YOUR OBJECTIVE:
Copy everything in the listing below word for word, apart from any images.

Records:
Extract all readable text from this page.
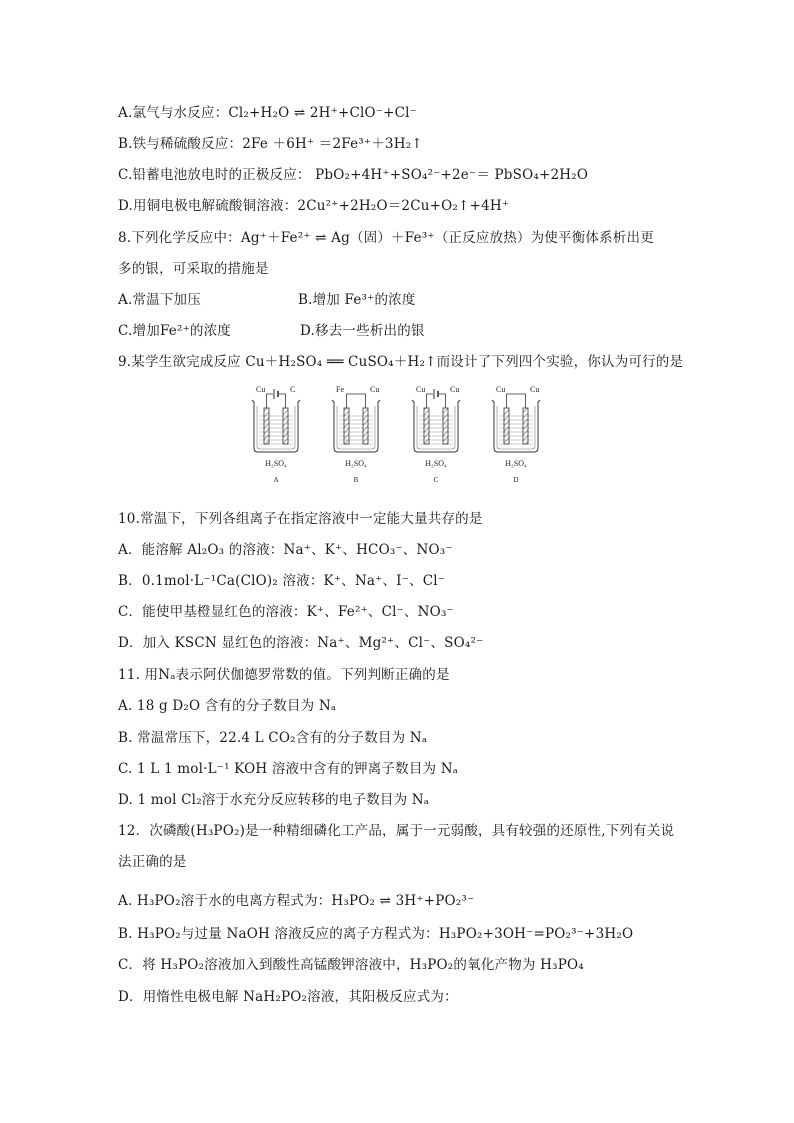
A.氯气与水反应：Cl₂+H₂O ⇌ 2H⁺+ClO⁻+Cl⁻
B.铁与稀硫酸反应：2Fe ＋6H⁺ ＝2Fe³⁺＋3H₂↑
C.铅蓄电池放电时的正极反应： PbO₂+4H⁺+SO₄²⁻+2e⁻＝ PbSO₄+2H₂O
D.用铜电极电解硫酸铜溶液：2Cu²⁺+2H₂O＝2Cu+O₂↑+4H⁺
8.下列化学反应中：Ag⁺＋Fe²⁺ ⇌ Ag（固）＋Fe³⁺（正反应放热）为使平衡体系析出更
多的银，可采取的措施是
A.常温下加压	B.增加 Fe³⁺的浓度
C.增加Fe²⁺的浓度	D.移去一些析出的银
9.某学生欲完成反应 Cu＋H₂SO₄ ══ CuSO₄＋H₂↑而设计了下列四个实验，你认为可行的是
Cu	C
H₂SO₄
A
Fe	Cu
H₂SO₄
B
Cu	Cu
H₂SO₄
C
Cu	Cu
H₂SO₄
D
10.常温下，下列各组离子在指定溶液中一定能大量共存的是
A．能溶解 Al₂O₃ 的溶液：Na⁺、K⁺、HCO₃⁻、NO₃⁻
B．0.1mol·L⁻¹Ca(ClO)₂ 溶液：K⁺、Na⁺、I⁻、Cl⁻
C．能使甲基橙显红色的溶液：K⁺、Fe²⁺、Cl⁻、NO₃⁻
D．加入 KSCN 显红色的溶液：Na⁺、Mg²⁺、Cl⁻、SO₄²⁻
11. 用Nₐ表示阿伏伽德罗常数的值。下列判断正确的是
A. 18 g D₂O 含有的分子数目为 Nₐ
B. 常温常压下，22.4 L CO₂含有的分子数目为 Nₐ
C. 1 L 1 mol·L⁻¹ KOH 溶液中含有的钾离子数目为 Nₐ
D. 1 mol Cl₂溶于水充分反应转移的电子数目为 Nₐ
12．次磷酸(H₃PO₂)是一种精细磷化工产品，属于一元弱酸，具有较强的还原性,下列有关说
法正确的是
A. H₃PO₂溶于水的电离方程式为：H₃PO₂ ⇌ 3H⁺+PO₂³⁻
B. H₃PO₂与过量 NaOH 溶液反应的离子方程式为：H₃PO₂+3OH⁻=PO₂³⁻+3H₂O
C．将 H₃PO₂溶液加入到酸性高锰酸钾溶液中，H₃PO₂的氧化产物为 H₃PO₄
D．用惰性电极电解 NaH₂PO₂溶液，其阳极反应式为：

REPLY:
Extract all readable text from this page.
A.氯气与水反应：Cl₂+H₂O ⇌ 2H⁺+ClO⁻+Cl⁻
B.铁与稀硫酸反应：2Fe ＋6H⁺ ＝2Fe³⁺＋3H₂↑
C.铅蓄电池放电时的正极反应： PbO₂+4H⁺+SO₄²⁻+2e⁻＝ PbSO₄+2H₂O
D.用铜电极电解硫酸铜溶液：2Cu²⁺+2H₂O＝2Cu+O₂↑+4H⁺
8.下列化学反应中：Ag⁺＋Fe²⁺ ⇌ Ag（固）＋Fe³⁺（正反应放热）为使平衡体系析出更
多的银，可采取的措施是
A.常温下加压	B.增加 Fe³⁺的浓度
C.增加Fe²⁺的浓度	D.移去一些析出的银
9.某学生欲完成反应 Cu＋H₂SO₄ ══ CuSO₄＋H₂↑而设计了下列四个实验，你认为可行的是
Cu	C
H₂SO₄
A
Fe	Cu
H₂SO₄
B
Cu	Cu
H₂SO₄
C
Cu	Cu
H₂SO₄
D
10.常温下，下列各组离子在指定溶液中一定能大量共存的是
A．能溶解 Al₂O₃ 的溶液：Na⁺、K⁺、HCO₃⁻、NO₃⁻
B．0.1mol·L⁻¹Ca(ClO)₂ 溶液：K⁺、Na⁺、I⁻、Cl⁻
C．能使甲基橙显红色的溶液：K⁺、Fe²⁺、Cl⁻、NO₃⁻
D．加入 KSCN 显红色的溶液：Na⁺、Mg²⁺、Cl⁻、SO₄²⁻
11. 用Nₐ表示阿伏伽德罗常数的值。下列判断正确的是
A. 18 g D₂O 含有的分子数目为 Nₐ
B. 常温常压下，22.4 L CO₂含有的分子数目为 Nₐ
C. 1 L 1 mol·L⁻¹ KOH 溶液中含有的钾离子数目为 Nₐ
D. 1 mol Cl₂溶于水充分反应转移的电子数目为 Nₐ
12．次磷酸(H₃PO₂)是一种精细磷化工产品，属于一元弱酸，具有较强的还原性,下列有关说
法正确的是
A. H₃PO₂溶于水的电离方程式为：H₃PO₂ ⇌ 3H⁺+PO₂³⁻
B. H₃PO₂与过量 NaOH 溶液反应的离子方程式为：H₃PO₂+3OH⁻=PO₂³⁻+3H₂O
C．将 H₃PO₂溶液加入到酸性高锰酸钾溶液中，H₃PO₂的氧化产物为 H₃PO₄
D．用惰性电极电解 NaH₂PO₂溶液，其阳极反应式为：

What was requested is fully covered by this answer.